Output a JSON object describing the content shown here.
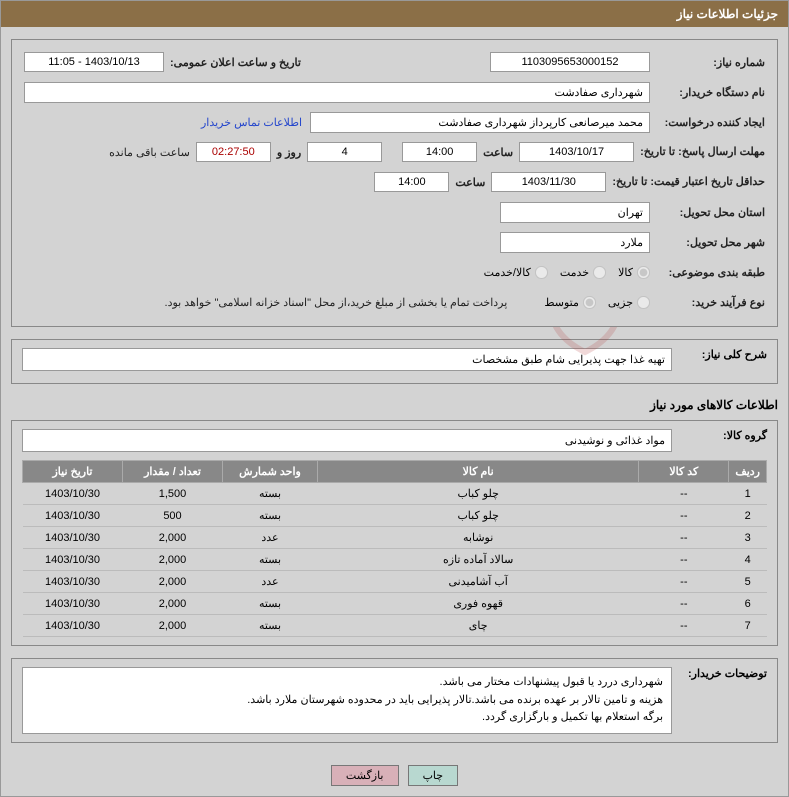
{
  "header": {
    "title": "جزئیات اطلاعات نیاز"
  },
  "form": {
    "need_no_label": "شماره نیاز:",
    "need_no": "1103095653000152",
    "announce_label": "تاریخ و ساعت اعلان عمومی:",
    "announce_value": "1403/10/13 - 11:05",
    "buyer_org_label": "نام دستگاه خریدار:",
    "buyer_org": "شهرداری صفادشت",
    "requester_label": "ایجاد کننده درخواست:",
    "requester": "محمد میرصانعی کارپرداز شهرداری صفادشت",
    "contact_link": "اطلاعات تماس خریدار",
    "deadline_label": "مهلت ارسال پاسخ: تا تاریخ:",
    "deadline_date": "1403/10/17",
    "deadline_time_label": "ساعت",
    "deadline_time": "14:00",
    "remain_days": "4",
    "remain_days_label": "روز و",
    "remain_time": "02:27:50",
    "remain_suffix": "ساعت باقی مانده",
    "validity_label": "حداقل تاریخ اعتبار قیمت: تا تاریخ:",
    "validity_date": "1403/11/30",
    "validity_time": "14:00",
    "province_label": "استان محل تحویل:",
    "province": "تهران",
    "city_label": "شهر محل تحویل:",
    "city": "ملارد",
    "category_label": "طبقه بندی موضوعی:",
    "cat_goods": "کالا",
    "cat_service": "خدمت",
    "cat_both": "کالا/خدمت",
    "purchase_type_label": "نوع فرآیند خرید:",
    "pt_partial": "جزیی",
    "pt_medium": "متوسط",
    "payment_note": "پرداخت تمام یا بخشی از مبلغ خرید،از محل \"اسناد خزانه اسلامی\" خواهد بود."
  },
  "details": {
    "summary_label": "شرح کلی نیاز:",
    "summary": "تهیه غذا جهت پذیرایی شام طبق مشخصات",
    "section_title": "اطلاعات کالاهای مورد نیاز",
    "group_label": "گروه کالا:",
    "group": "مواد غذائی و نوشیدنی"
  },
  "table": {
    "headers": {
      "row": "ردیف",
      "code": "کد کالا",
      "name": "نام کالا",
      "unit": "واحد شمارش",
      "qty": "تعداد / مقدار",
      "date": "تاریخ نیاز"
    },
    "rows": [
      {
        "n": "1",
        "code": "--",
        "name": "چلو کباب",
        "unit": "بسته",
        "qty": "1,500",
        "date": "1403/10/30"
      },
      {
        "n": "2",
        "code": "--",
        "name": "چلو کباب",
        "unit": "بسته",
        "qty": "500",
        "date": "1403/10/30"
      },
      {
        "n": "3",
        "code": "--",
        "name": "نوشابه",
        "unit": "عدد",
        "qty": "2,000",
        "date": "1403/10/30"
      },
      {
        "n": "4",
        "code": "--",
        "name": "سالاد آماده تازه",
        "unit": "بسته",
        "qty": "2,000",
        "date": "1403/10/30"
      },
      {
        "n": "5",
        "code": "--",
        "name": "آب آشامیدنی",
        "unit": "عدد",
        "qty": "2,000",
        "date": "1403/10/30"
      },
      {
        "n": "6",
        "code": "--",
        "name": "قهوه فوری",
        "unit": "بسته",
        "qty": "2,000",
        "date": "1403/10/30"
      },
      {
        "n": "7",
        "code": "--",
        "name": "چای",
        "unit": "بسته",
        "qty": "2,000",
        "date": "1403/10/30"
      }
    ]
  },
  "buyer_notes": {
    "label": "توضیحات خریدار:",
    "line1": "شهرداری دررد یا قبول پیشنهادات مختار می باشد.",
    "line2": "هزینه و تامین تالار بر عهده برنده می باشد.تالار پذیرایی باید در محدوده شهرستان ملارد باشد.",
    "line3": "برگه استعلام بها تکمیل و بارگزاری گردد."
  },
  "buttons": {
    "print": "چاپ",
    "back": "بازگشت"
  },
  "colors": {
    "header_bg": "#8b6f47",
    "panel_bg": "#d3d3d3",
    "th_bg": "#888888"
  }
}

Requirements
Copy all lines from the data that hold the word "name".

Complete output
      "name": "نام کالا",
        "name": "چلو کباب",
        "name": "چلو کباب",
        "name": "نوشابه",
        "name": "سالاد آماده تازه",
        "name": "آب آشامیدنی",
        "name": "قهوه فوری",
        "name": "چای",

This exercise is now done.